* Start Data supplied *

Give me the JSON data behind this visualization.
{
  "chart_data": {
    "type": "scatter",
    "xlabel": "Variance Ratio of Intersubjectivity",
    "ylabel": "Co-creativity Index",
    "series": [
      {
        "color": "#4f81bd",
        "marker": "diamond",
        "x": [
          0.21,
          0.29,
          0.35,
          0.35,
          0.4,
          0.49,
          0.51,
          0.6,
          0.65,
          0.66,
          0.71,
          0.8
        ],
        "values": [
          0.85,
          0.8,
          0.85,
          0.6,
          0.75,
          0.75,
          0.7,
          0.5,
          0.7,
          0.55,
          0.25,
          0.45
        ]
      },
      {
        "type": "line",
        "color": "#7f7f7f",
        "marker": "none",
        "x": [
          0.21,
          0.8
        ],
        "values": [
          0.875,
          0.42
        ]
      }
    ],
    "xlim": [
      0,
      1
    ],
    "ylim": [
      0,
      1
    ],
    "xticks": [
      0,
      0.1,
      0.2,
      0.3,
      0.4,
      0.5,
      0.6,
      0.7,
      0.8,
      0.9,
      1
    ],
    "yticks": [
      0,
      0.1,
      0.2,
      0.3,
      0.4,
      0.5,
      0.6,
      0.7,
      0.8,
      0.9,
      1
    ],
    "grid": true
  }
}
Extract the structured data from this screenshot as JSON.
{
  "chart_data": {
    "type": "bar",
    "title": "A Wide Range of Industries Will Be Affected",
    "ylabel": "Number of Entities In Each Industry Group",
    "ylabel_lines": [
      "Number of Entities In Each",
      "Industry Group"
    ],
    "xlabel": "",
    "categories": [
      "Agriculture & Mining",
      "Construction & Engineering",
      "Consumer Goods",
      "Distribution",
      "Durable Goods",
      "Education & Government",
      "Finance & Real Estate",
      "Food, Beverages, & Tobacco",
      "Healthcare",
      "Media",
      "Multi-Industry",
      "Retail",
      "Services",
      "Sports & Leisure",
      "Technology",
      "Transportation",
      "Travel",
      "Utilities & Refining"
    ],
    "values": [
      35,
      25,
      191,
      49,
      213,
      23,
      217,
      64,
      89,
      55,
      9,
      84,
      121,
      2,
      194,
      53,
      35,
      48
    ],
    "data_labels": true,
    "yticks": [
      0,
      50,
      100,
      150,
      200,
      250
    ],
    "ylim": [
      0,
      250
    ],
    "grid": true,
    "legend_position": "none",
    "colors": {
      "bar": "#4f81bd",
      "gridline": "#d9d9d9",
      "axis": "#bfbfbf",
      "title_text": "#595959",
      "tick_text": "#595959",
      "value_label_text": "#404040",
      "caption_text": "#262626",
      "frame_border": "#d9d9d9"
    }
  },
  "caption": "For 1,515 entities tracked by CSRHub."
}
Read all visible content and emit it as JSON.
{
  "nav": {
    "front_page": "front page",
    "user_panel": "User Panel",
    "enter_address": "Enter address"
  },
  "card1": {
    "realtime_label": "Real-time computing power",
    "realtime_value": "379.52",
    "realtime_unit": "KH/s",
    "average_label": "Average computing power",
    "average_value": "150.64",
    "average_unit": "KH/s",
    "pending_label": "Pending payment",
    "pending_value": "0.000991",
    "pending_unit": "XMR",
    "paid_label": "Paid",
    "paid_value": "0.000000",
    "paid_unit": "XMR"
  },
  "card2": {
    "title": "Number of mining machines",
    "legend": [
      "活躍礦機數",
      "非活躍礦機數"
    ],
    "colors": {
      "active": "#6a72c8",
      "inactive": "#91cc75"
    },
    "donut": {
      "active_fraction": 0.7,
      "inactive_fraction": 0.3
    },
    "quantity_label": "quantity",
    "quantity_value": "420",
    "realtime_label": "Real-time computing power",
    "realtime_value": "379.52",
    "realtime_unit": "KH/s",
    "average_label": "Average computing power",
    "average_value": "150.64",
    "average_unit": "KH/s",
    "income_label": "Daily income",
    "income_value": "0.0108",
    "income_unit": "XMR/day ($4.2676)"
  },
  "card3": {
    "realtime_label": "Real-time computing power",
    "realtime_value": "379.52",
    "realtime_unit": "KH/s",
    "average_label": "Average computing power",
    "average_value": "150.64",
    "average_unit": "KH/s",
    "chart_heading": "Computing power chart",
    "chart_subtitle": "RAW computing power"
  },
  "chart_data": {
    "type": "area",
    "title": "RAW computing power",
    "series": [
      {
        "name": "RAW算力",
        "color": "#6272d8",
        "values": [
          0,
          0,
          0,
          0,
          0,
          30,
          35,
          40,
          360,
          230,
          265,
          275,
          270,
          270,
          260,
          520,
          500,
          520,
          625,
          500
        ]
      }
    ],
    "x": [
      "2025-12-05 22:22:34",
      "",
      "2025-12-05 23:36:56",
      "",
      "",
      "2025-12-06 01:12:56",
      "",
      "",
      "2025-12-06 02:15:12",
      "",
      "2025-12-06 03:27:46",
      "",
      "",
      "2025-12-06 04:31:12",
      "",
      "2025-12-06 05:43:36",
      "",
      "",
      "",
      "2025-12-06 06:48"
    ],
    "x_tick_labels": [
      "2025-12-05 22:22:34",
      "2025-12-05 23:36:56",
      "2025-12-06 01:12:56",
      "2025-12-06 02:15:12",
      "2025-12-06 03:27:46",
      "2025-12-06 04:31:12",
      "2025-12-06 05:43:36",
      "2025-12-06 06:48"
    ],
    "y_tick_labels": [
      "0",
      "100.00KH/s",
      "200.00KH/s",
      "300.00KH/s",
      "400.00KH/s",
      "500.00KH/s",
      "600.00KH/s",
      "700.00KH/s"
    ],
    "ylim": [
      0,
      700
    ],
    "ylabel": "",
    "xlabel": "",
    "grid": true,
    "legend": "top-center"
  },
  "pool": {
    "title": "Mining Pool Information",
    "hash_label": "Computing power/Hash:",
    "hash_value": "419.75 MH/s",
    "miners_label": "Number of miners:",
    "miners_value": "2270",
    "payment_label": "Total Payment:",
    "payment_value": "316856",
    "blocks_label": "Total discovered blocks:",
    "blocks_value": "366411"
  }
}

* End Data supplied *

— Aim —
Take the entries above and transcribe them exactly.

— Written solution —
Give me the JSON data behind this visualization.
{
  "chart_data": {
    "type": "scatter",
    "xlabel": "Variance Ratio of Intersubjectivity",
    "ylabel": "Co-creativity Index",
    "series": [
      {
        "color": "#4f81bd",
        "marker": "diamond",
        "x": [
          0.21,
          0.29,
          0.35,
          0.35,
          0.4,
          0.49,
          0.51,
          0.6,
          0.65,
          0.66,
          0.71,
          0.8
        ],
        "values": [
          0.85,
          0.8,
          0.85,
          0.6,
          0.75,
          0.75,
          0.7,
          0.5,
          0.7,
          0.55,
          0.25,
          0.45
        ]
      },
      {
        "type": "line",
        "color": "#7f7f7f",
        "marker": "none",
        "x": [
          0.21,
          0.8
        ],
        "values": [
          0.875,
          0.42
        ]
      }
    ],
    "xlim": [
      0,
      1
    ],
    "ylim": [
      0,
      1
    ],
    "xticks": [
      0,
      0.1,
      0.2,
      0.3,
      0.4,
      0.5,
      0.6,
      0.7,
      0.8,
      0.9,
      1
    ],
    "yticks": [
      0,
      0.1,
      0.2,
      0.3,
      0.4,
      0.5,
      0.6,
      0.7,
      0.8,
      0.9,
      1
    ],
    "grid": true
  }
}
Extract the structured data from this screenshot as JSON.
{
  "chart_data": {
    "type": "bar",
    "title": "A Wide Range of Industries Will Be Affected",
    "ylabel": "Number of Entities In Each Industry Group",
    "ylabel_lines": [
      "Number of Entities In Each",
      "Industry Group"
    ],
    "xlabel": "",
    "categories": [
      "Agriculture & Mining",
      "Construction & Engineering",
      "Consumer Goods",
      "Distribution",
      "Durable Goods",
      "Education & Government",
      "Finance & Real Estate",
      "Food, Beverages, & Tobacco",
      "Healthcare",
      "Media",
      "Multi-Industry",
      "Retail",
      "Services",
      "Sports & Leisure",
      "Technology",
      "Transportation",
      "Travel",
      "Utilities & Refining"
    ],
    "values": [
      35,
      25,
      191,
      49,
      213,
      23,
      217,
      64,
      89,
      55,
      9,
      84,
      121,
      2,
      194,
      53,
      35,
      48
    ],
    "data_labels": true,
    "yticks": [
      0,
      50,
      100,
      150,
      200,
      250
    ],
    "ylim": [
      0,
      250
    ],
    "grid": true,
    "legend_position": "none",
    "colors": {
      "bar": "#4f81bd",
      "gridline": "#d9d9d9",
      "axis": "#bfbfbf",
      "title_text": "#595959",
      "tick_text": "#595959",
      "value_label_text": "#404040",
      "caption_text": "#262626",
      "frame_border": "#d9d9d9"
    }
  },
  "caption": "For 1,515 entities tracked by CSRHub."
}
Read all visible content and emit it as JSON.
{
  "nav": {
    "front_page": "front page",
    "user_panel": "User Panel",
    "enter_address": "Enter address"
  },
  "card1": {
    "realtime_label": "Real-time computing power",
    "realtime_value": "379.52",
    "realtime_unit": "KH/s",
    "average_label": "Average computing power",
    "average_value": "150.64",
    "average_unit": "KH/s",
    "pending_label": "Pending payment",
    "pending_value": "0.000991",
    "pending_unit": "XMR",
    "paid_label": "Paid",
    "paid_value": "0.000000",
    "paid_unit": "XMR"
  },
  "card2": {
    "title": "Number of mining machines",
    "legend": [
      "活躍礦機數",
      "非活躍礦機數"
    ],
    "colors": {
      "active": "#6a72c8",
      "inactive": "#91cc75"
    },
    "donut": {
      "active_fraction": 0.7,
      "inactive_fraction": 0.3
    },
    "quantity_label": "quantity",
    "quantity_value": "420",
    "realtime_label": "Real-time computing power",
    "realtime_value": "379.52",
    "realtime_unit": "KH/s",
    "average_label": "Average computing power",
    "average_value": "150.64",
    "average_unit": "KH/s",
    "income_label": "Daily income",
    "income_value": "0.0108",
    "income_unit": "XMR/day ($4.2676)"
  },
  "card3": {
    "realtime_label": "Real-time computing power",
    "realtime_value": "379.52",
    "realtime_unit": "KH/s",
    "average_label": "Average computing power",
    "average_value": "150.64",
    "average_unit": "KH/s",
    "chart_heading": "Computing power chart",
    "chart_subtitle": "RAW computing power"
  },
  "chart_data": {
    "type": "area",
    "title": "RAW computing power",
    "series": [
      {
        "name": "RAW算力",
        "color": "#6272d8",
        "values": [
          0,
          0,
          0,
          0,
          0,
          30,
          35,
          40,
          360,
          230,
          265,
          275,
          270,
          270,
          260,
          520,
          500,
          520,
          625,
          500
        ]
      }
    ],
    "x": [
      "2025-12-05 22:22:34",
      "",
      "2025-12-05 23:36:56",
      "",
      "",
      "2025-12-06 01:12:56",
      "",
      "",
      "2025-12-06 02:15:12",
      "",
      "2025-12-06 03:27:46",
      "",
      "",
      "2025-12-06 04:31:12",
      "",
      "2025-12-06 05:43:36",
      "",
      "",
      "",
      "2025-12-06 06:48"
    ],
    "x_tick_labels": [
      "2025-12-05 22:22:34",
      "2025-12-05 23:36:56",
      "2025-12-06 01:12:56",
      "2025-12-06 02:15:12",
      "2025-12-06 03:27:46",
      "2025-12-06 04:31:12",
      "2025-12-06 05:43:36",
      "2025-12-06 06:48"
    ],
    "y_tick_labels": [
      "0",
      "100.00KH/s",
      "200.00KH/s",
      "300.00KH/s",
      "400.00KH/s",
      "500.00KH/s",
      "600.00KH/s",
      "700.00KH/s"
    ],
    "ylim": [
      0,
      700
    ],
    "ylabel": "",
    "xlabel": "",
    "grid": true,
    "legend": "top-center"
  },
  "pool": {
    "title": "Mining Pool Information",
    "hash_label": "Computing power/Hash:",
    "hash_value": "419.75 MH/s",
    "miners_label": "Number of miners:",
    "miners_value": "2270",
    "payment_label": "Total Payment:",
    "payment_value": "316856",
    "blocks_label": "Total discovered blocks:",
    "blocks_value": "366411"
  }
}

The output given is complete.